## Supplied records
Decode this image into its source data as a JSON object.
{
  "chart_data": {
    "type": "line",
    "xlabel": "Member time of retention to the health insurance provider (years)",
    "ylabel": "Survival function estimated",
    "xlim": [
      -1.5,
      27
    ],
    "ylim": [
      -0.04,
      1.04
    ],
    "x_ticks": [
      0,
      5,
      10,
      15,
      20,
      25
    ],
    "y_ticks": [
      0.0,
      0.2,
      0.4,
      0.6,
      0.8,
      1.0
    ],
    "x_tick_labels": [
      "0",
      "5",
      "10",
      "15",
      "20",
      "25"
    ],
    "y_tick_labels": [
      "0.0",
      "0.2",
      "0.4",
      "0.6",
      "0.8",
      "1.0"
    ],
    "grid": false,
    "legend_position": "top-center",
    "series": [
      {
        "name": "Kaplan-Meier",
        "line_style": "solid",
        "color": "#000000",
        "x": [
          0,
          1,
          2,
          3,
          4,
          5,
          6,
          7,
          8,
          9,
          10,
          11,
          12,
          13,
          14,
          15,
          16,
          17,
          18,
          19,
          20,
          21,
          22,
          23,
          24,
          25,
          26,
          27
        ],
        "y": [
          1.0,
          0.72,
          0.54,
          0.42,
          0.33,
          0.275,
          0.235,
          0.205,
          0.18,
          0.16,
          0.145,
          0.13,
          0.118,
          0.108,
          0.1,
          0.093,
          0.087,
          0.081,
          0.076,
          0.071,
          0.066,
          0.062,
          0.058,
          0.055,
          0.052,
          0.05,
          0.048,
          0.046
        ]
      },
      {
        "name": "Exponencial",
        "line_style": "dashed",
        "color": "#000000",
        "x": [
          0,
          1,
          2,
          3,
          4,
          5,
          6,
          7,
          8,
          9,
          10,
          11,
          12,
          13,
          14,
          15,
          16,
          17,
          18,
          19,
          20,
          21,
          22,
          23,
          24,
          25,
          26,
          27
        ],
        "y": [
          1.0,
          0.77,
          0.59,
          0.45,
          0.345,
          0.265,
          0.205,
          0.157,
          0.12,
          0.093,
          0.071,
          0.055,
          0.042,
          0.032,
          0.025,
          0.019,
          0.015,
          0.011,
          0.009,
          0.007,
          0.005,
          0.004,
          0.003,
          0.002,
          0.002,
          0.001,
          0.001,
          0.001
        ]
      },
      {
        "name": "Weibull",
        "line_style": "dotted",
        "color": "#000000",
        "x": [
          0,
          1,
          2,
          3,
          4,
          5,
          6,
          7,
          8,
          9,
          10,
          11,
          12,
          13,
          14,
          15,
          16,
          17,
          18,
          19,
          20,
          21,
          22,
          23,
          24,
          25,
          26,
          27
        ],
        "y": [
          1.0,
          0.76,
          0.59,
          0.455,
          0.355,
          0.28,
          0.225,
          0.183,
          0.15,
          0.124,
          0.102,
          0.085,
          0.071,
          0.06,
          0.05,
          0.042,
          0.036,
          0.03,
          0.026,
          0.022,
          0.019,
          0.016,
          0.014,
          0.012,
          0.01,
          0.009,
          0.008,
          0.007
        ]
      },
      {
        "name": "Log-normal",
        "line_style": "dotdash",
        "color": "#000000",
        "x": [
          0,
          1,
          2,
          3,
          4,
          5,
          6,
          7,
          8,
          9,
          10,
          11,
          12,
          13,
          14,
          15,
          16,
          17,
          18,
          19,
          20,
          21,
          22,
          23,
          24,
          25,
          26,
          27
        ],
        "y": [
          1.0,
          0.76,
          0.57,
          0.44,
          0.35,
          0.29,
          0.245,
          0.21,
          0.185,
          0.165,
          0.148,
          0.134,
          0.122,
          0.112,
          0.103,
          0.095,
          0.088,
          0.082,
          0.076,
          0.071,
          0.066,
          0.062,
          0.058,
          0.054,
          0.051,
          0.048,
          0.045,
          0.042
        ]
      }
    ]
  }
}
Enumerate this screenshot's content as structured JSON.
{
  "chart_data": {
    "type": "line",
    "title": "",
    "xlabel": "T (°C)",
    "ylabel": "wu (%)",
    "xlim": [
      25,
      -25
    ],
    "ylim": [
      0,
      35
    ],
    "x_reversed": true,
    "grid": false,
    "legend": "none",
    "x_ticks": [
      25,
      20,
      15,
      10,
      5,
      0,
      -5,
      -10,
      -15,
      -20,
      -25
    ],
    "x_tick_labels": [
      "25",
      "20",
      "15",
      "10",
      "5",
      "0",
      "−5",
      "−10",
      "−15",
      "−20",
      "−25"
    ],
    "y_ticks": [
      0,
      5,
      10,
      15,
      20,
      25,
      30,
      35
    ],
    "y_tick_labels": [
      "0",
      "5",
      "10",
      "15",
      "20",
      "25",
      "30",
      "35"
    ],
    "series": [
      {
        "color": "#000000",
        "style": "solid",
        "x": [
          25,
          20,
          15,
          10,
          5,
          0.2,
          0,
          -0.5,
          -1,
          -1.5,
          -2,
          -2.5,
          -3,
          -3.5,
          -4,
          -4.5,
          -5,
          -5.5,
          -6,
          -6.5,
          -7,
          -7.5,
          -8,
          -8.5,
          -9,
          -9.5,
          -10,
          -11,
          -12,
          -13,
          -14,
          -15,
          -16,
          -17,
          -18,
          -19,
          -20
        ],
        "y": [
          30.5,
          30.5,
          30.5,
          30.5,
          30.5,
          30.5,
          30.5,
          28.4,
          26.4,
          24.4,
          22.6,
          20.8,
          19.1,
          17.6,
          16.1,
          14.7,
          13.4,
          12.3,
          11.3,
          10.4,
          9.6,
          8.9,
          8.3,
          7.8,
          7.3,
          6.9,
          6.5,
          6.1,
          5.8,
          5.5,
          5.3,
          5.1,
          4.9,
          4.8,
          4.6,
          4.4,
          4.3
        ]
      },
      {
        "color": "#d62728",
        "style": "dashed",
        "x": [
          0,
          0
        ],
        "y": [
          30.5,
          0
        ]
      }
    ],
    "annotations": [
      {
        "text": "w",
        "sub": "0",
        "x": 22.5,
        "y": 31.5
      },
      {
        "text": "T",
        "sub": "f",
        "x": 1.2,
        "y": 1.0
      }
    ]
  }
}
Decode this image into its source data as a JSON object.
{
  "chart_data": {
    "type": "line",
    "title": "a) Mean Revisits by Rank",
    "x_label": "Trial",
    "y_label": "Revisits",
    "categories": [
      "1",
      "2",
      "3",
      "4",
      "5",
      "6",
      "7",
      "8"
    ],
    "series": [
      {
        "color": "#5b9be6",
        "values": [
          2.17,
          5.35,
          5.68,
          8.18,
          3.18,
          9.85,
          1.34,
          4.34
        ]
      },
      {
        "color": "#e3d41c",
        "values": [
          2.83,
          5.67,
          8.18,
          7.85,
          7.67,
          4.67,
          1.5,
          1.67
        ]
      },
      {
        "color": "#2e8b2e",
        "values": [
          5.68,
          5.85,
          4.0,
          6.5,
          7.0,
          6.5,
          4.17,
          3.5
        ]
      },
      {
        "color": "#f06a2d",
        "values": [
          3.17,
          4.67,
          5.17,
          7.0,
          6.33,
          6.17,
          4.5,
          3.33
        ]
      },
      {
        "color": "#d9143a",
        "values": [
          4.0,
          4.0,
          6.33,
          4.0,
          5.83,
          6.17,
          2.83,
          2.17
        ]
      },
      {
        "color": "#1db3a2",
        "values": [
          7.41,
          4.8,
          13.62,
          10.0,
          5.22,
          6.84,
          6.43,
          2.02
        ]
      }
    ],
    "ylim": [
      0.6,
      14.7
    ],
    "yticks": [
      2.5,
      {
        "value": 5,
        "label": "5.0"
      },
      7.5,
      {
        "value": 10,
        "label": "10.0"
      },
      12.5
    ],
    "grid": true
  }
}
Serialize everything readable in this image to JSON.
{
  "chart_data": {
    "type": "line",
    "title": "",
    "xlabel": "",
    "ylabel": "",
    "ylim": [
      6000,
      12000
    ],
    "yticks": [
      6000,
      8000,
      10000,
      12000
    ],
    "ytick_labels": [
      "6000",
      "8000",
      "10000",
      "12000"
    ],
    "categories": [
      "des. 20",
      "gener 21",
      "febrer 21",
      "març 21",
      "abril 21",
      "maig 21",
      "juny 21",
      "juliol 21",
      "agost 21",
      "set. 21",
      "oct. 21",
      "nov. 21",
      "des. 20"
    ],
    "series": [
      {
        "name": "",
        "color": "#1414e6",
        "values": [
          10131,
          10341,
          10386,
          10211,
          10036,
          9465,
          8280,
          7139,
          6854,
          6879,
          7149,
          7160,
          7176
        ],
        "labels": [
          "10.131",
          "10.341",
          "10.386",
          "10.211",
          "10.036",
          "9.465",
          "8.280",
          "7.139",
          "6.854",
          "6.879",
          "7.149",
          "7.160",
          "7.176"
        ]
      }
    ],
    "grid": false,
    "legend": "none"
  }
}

## What you have to do
Pull out every line above that holds the word "name".

## Task result
        "name": "Kaplan-Meier",
        "name": "Exponencial",
        "name": "Weibull",
        "name": "Log-normal",
        "name": "",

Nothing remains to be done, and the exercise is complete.